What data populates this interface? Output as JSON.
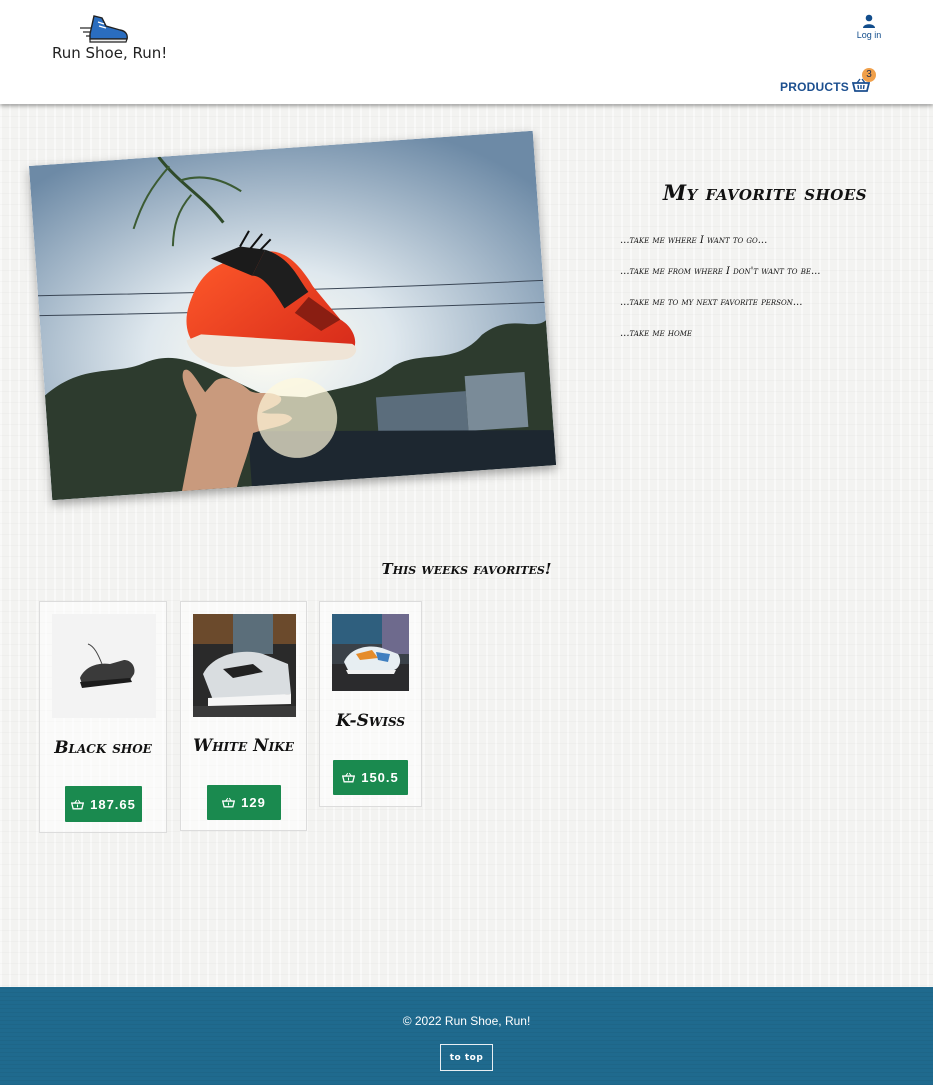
{
  "header": {
    "brand_name": "Run Shoe, Run!",
    "login_label": "Log in",
    "products_label": "PRODUCTS",
    "cart_count": "3"
  },
  "hero": {
    "title": "My favorite shoes",
    "lines": [
      "...take me where I want to go...",
      "...take me from where I don't want to be...",
      "...take me to my next favorite person...",
      "...take me home"
    ]
  },
  "favorites": {
    "title": "This weeks favorites!",
    "items": [
      {
        "name": "Black shoe",
        "price": "187.65"
      },
      {
        "name": "White Nike",
        "price": "129"
      },
      {
        "name": "K-Swiss",
        "price": "150.5"
      }
    ]
  },
  "footer": {
    "copyright": "© 2022 Run Shoe, Run!",
    "to_top_label": "to top"
  },
  "colors": {
    "brand_blue": "#1c4f8f",
    "price_green": "#1a8a4f",
    "badge_orange": "#f0a04b",
    "footer_blue": "#1f6a8e"
  }
}
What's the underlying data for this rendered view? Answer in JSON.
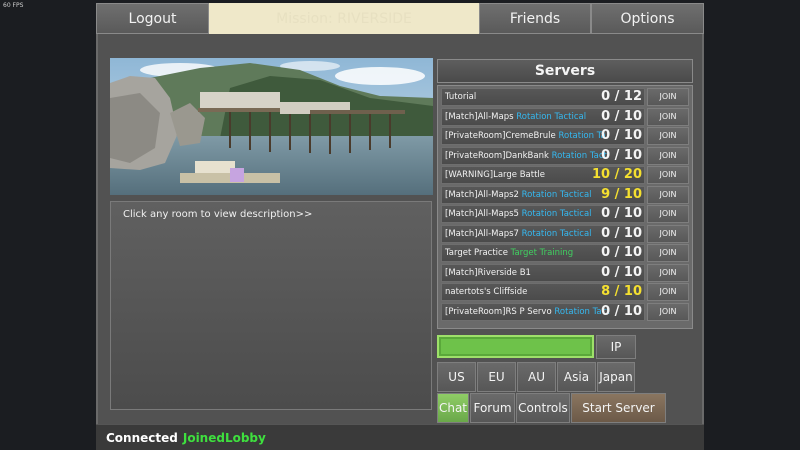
{
  "fps": "60 FPS",
  "nav": {
    "logout": "Logout",
    "mission": "Mission: RIVERSIDE",
    "friends": "Friends",
    "options": "Options"
  },
  "description": {
    "hint": "Click any room to view description>>"
  },
  "servers": {
    "title": "Servers",
    "join_label": "JOIN",
    "rows": [
      {
        "name": "Tutorial",
        "tag": "",
        "players": "0 / 12",
        "highlight": false
      },
      {
        "name": "[Match]All-Maps ",
        "tag": "Rotation Tactical",
        "players": "0 / 10",
        "highlight": false
      },
      {
        "name": "[PrivateRoom]CremeBrule ",
        "tag": "Rotation Ta",
        "players": "0 / 10",
        "highlight": false
      },
      {
        "name": "[PrivateRoom]DankBank ",
        "tag": "Rotation Tacti",
        "players": "0 / 10",
        "highlight": false
      },
      {
        "name": "[WARNING]Large Battle",
        "tag": "",
        "players": "10 / 20",
        "highlight": true
      },
      {
        "name": "[Match]All-Maps2 ",
        "tag": "Rotation Tactical",
        "players": "9 / 10",
        "highlight": true
      },
      {
        "name": "[Match]All-Maps5 ",
        "tag": "Rotation Tactical",
        "players": "0 / 10",
        "highlight": false
      },
      {
        "name": "[Match]All-Maps7 ",
        "tag": "Rotation Tactical",
        "players": "0 / 10",
        "highlight": false
      },
      {
        "name": "Target Practice ",
        "tag": "Target Training",
        "players": "0 / 10",
        "highlight": false
      },
      {
        "name": "[Match]Riverside B1",
        "tag": "",
        "players": "0 / 10",
        "highlight": false
      },
      {
        "name": "natertots's Cliffside",
        "tag": "",
        "players": "8 / 10",
        "highlight": true
      },
      {
        "name": "[PrivateRoom]RS P Servo ",
        "tag": "Rotation Tact",
        "players": "0 / 10",
        "highlight": false
      }
    ]
  },
  "controls": {
    "ip_value": "",
    "ip_button": "IP",
    "regions": [
      "US",
      "EU",
      "AU",
      "Asia",
      "Japan"
    ],
    "chat": "Chat",
    "forum": "Forum",
    "controls": "Controls",
    "start_server": "Start Server"
  },
  "status": {
    "connected": "Connected",
    "state": "JoinedLobby"
  },
  "colors": {
    "title_bar": "#efe8c9",
    "tag_blue": "#35b8f0",
    "tag_green": "#40d060",
    "warn_yellow": "#f5e030",
    "input_green": "#6ec24a",
    "status_green": "#3ee03e"
  }
}
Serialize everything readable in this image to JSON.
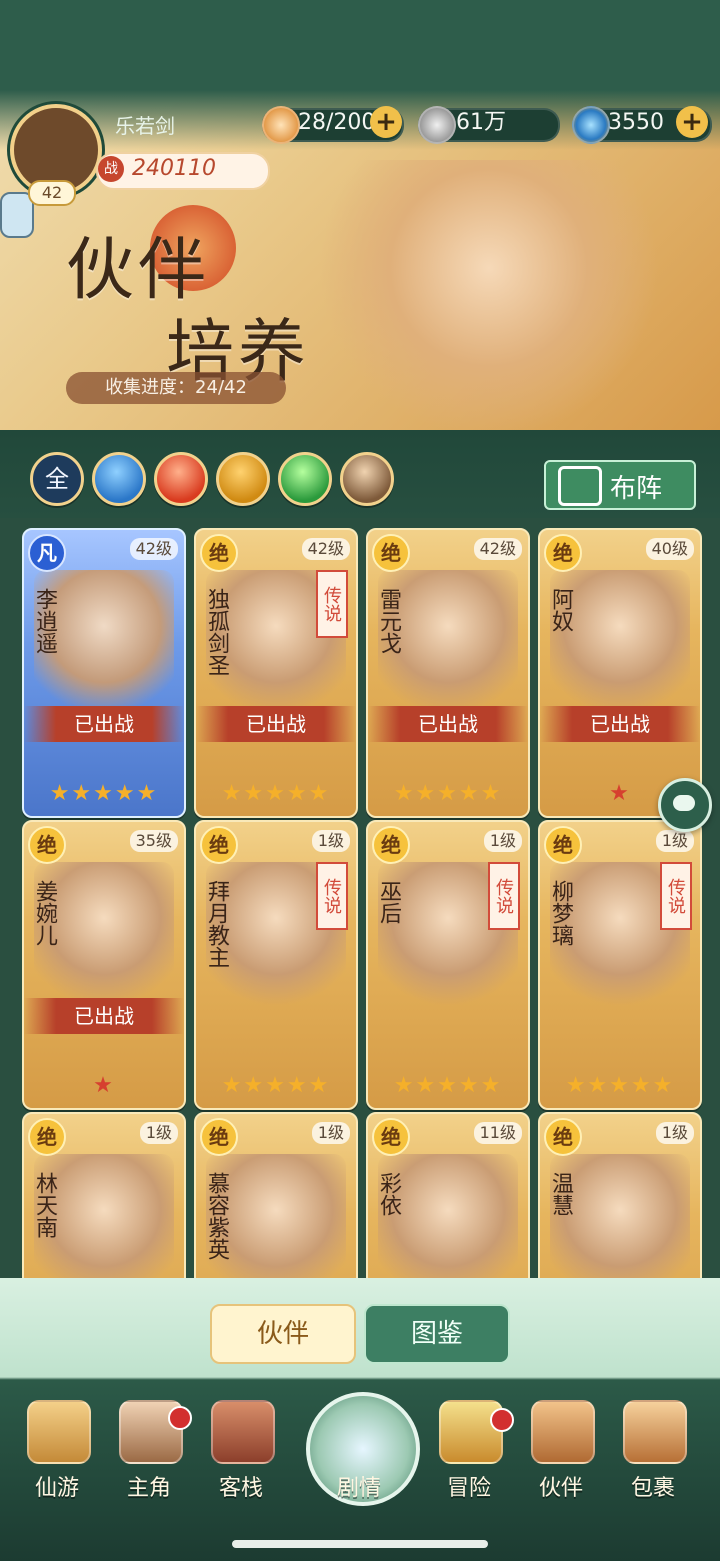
{
  "player": {
    "name": "乐若剑",
    "level": "42",
    "power_icon": "战",
    "power": "240110"
  },
  "resources": [
    {
      "icon": "steamed-bun-icon",
      "value": "28/200"
    },
    {
      "icon": "coin-icon",
      "value": "61万"
    },
    {
      "icon": "jade-currency-icon",
      "value": "3550"
    }
  ],
  "banner": {
    "title_line1": "伙伴",
    "title_line2": "培养",
    "collection_text": "收集进度：24/42"
  },
  "filters": [
    {
      "label": "全",
      "icon": "all-icon"
    },
    {
      "icon": "water-icon"
    },
    {
      "icon": "fire-icon"
    },
    {
      "icon": "thunder-icon"
    },
    {
      "icon": "wind-icon"
    },
    {
      "icon": "earth-icon"
    }
  ],
  "formation_button_label": "布阵",
  "companions": [
    {
      "name": "李逍遥",
      "level": "42级",
      "rank": "凡",
      "legend": "",
      "deployed": "已出战",
      "stars": "★★★★★"
    },
    {
      "name": "独孤剑圣",
      "level": "42级",
      "rank": "绝",
      "legend": "传说",
      "deployed": "已出战",
      "stars": "★★★★★"
    },
    {
      "name": "雷元戈",
      "level": "42级",
      "rank": "绝",
      "legend": "",
      "deployed": "已出战",
      "stars": "★★★★★"
    },
    {
      "name": "阿奴",
      "level": "40级",
      "rank": "绝",
      "legend": "",
      "deployed": "已出战",
      "stars": "★"
    },
    {
      "name": "姜婉儿",
      "level": "35级",
      "rank": "绝",
      "legend": "",
      "deployed": "已出战",
      "stars": "★"
    },
    {
      "name": "拜月教主",
      "level": "1级",
      "rank": "绝",
      "legend": "传说",
      "deployed": "",
      "stars": "★★★★★"
    },
    {
      "name": "巫后",
      "level": "1级",
      "rank": "绝",
      "legend": "传说",
      "deployed": "",
      "stars": "★★★★★"
    },
    {
      "name": "柳梦璃",
      "level": "1级",
      "rank": "绝",
      "legend": "传说",
      "deployed": "",
      "stars": "★★★★★"
    },
    {
      "name": "林天南",
      "level": "1级",
      "rank": "绝",
      "legend": "",
      "deployed": "",
      "stars": ""
    },
    {
      "name": "慕容紫英",
      "level": "1级",
      "rank": "绝",
      "legend": "",
      "deployed": "",
      "stars": ""
    },
    {
      "name": "彩依",
      "level": "11级",
      "rank": "绝",
      "legend": "",
      "deployed": "",
      "stars": ""
    },
    {
      "name": "温慧",
      "level": "1级",
      "rank": "绝",
      "legend": "",
      "deployed": "",
      "stars": ""
    }
  ],
  "tabs": {
    "companions": "伙伴",
    "catalog": "图鉴"
  },
  "bottom_nav": [
    {
      "label": "仙游",
      "icon": "scroll-icon"
    },
    {
      "label": "主角",
      "icon": "hero-icon"
    },
    {
      "label": "客栈",
      "icon": "inn-icon"
    },
    {
      "label": "剧情",
      "icon": "story-icon"
    },
    {
      "label": "冒险",
      "icon": "gourd-icon"
    },
    {
      "label": "伙伴",
      "icon": "cards-icon"
    },
    {
      "label": "包裹",
      "icon": "bag-icon"
    }
  ],
  "colors": {
    "accent_green": "#3e8c61",
    "gold": "#f2d28d",
    "deployed_red": "#b7402a"
  }
}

______________________________

Aim:
In your copy of the listing above, reproduce each line exactly and omit all pictures.

Solution:
What data populates this interface? Output as JSON.
{
  "header": {
    "brand_name": "Run Shoe, Run!",
    "login_label": "Log in",
    "products_label": "PRODUCTS",
    "cart_count": "3"
  },
  "hero": {
    "title": "My favorite shoes",
    "lines": [
      "...take me where I want to go...",
      "...take me from where I don't want to be...",
      "...take me to my next favorite person...",
      "...take me home"
    ]
  },
  "favorites": {
    "title": "This weeks favorites!",
    "items": [
      {
        "name": "Black shoe",
        "price": "187.65"
      },
      {
        "name": "White Nike",
        "price": "129"
      },
      {
        "name": "K-Swiss",
        "price": "150.5"
      }
    ]
  },
  "footer": {
    "copyright": "© 2022 Run Shoe, Run!",
    "to_top_label": "to top"
  },
  "colors": {
    "brand_blue": "#1c4f8f",
    "price_green": "#1a8a4f",
    "badge_orange": "#f0a04b",
    "footer_blue": "#1f6a8e"
  }
}
What's the underlying data for this rendered view? Answer in JSON.
{
  "fps": "60 FPS",
  "nav": {
    "logout": "Logout",
    "mission": "Mission: RIVERSIDE",
    "friends": "Friends",
    "options": "Options"
  },
  "description": {
    "hint": "Click any room to view description>>"
  },
  "servers": {
    "title": "Servers",
    "join_label": "JOIN",
    "rows": [
      {
        "name": "Tutorial",
        "tag": "",
        "players": "0 / 12",
        "highlight": false
      },
      {
        "name": "[Match]All-Maps ",
        "tag": "Rotation Tactical",
        "players": "0 / 10",
        "highlight": false
      },
      {
        "name": "[PrivateRoom]CremeBrule ",
        "tag": "Rotation Ta",
        "players": "0 / 10",
        "highlight": false
      },
      {
        "name": "[PrivateRoom]DankBank ",
        "tag": "Rotation Tacti",
        "players": "0 / 10",
        "highlight": false
      },
      {
        "name": "[WARNING]Large Battle",
        "tag": "",
        "players": "10 / 20",
        "highlight": true
      },
      {
        "name": "[Match]All-Maps2 ",
        "tag": "Rotation Tactical",
        "players": "9 / 10",
        "highlight": true
      },
      {
        "name": "[Match]All-Maps5 ",
        "tag": "Rotation Tactical",
        "players": "0 / 10",
        "highlight": false
      },
      {
        "name": "[Match]All-Maps7 ",
        "tag": "Rotation Tactical",
        "players": "0 / 10",
        "highlight": false
      },
      {
        "name": "Target Practice ",
        "tag": "Target Training",
        "players": "0 / 10",
        "highlight": false
      },
      {
        "name": "[Match]Riverside B1",
        "tag": "",
        "players": "0 / 10",
        "highlight": false
      },
      {
        "name": "natertots's Cliffside",
        "tag": "",
        "players": "8 / 10",
        "highlight": true
      },
      {
        "name": "[PrivateRoom]RS P Servo ",
        "tag": "Rotation Tact",
        "players": "0 / 10",
        "highlight": false
      }
    ]
  },
  "controls": {
    "ip_value": "",
    "ip_button": "IP",
    "regions": [
      "US",
      "EU",
      "AU",
      "Asia",
      "Japan"
    ],
    "chat": "Chat",
    "forum": "Forum",
    "controls": "Controls",
    "start_server": "Start Server"
  },
  "status": {
    "connected": "Connected",
    "state": "JoinedLobby"
  },
  "colors": {
    "title_bar": "#efe8c9",
    "tag_blue": "#35b8f0",
    "tag_green": "#40d060",
    "warn_yellow": "#f5e030",
    "input_green": "#6ec24a",
    "status_green": "#3ee03e"
  }
}
Serialize everything readable in this image to JSON.
{
  "player": {
    "name": "乐若剑",
    "level": "42",
    "power_icon": "战",
    "power": "240110"
  },
  "resources": [
    {
      "icon": "steamed-bun-icon",
      "value": "28/200"
    },
    {
      "icon": "coin-icon",
      "value": "61万"
    },
    {
      "icon": "jade-currency-icon",
      "value": "3550"
    }
  ],
  "banner": {
    "title_line1": "伙伴",
    "title_line2": "培养",
    "collection_text": "收集进度：24/42"
  },
  "filters": [
    {
      "label": "全",
      "icon": "all-icon"
    },
    {
      "icon": "water-icon"
    },
    {
      "icon": "fire-icon"
    },
    {
      "icon": "thunder-icon"
    },
    {
      "icon": "wind-icon"
    },
    {
      "icon": "earth-icon"
    }
  ],
  "formation_button_label": "布阵",
  "companions": [
    {
      "name": "李逍遥",
      "level": "42级",
      "rank": "凡",
      "legend": "",
      "deployed": "已出战",
      "stars": "★★★★★"
    },
    {
      "name": "独孤剑圣",
      "level": "42级",
      "rank": "绝",
      "legend": "传说",
      "deployed": "已出战",
      "stars": "★★★★★"
    },
    {
      "name": "雷元戈",
      "level": "42级",
      "rank": "绝",
      "legend": "",
      "deployed": "已出战",
      "stars": "★★★★★"
    },
    {
      "name": "阿奴",
      "level": "40级",
      "rank": "绝",
      "legend": "",
      "deployed": "已出战",
      "stars": "★"
    },
    {
      "name": "姜婉儿",
      "level": "35级",
      "rank": "绝",
      "legend": "",
      "deployed": "已出战",
      "stars": "★"
    },
    {
      "name": "拜月教主",
      "level": "1级",
      "rank": "绝",
      "legend": "传说",
      "deployed": "",
      "stars": "★★★★★"
    },
    {
      "name": "巫后",
      "level": "1级",
      "rank": "绝",
      "legend": "传说",
      "deployed": "",
      "stars": "★★★★★"
    },
    {
      "name": "柳梦璃",
      "level": "1级",
      "rank": "绝",
      "legend": "传说",
      "deployed": "",
      "stars": "★★★★★"
    },
    {
      "name": "林天南",
      "level": "1级",
      "rank": "绝",
      "legend": "",
      "deployed": "",
      "stars": ""
    },
    {
      "name": "慕容紫英",
      "level": "1级",
      "rank": "绝",
      "legend": "",
      "deployed": "",
      "stars": ""
    },
    {
      "name": "彩依",
      "level": "11级",
      "rank": "绝",
      "legend": "",
      "deployed": "",
      "stars": ""
    },
    {
      "name": "温慧",
      "level": "1级",
      "rank": "绝",
      "legend": "",
      "deployed": "",
      "stars": ""
    }
  ],
  "tabs": {
    "companions": "伙伴",
    "catalog": "图鉴"
  },
  "bottom_nav": [
    {
      "label": "仙游",
      "icon": "scroll-icon"
    },
    {
      "label": "主角",
      "icon": "hero-icon"
    },
    {
      "label": "客栈",
      "icon": "inn-icon"
    },
    {
      "label": "剧情",
      "icon": "story-icon"
    },
    {
      "label": "冒险",
      "icon": "gourd-icon"
    },
    {
      "label": "伙伴",
      "icon": "cards-icon"
    },
    {
      "label": "包裹",
      "icon": "bag-icon"
    }
  ],
  "colors": {
    "accent_green": "#3e8c61",
    "gold": "#f2d28d",
    "deployed_red": "#b7402a"
  }
}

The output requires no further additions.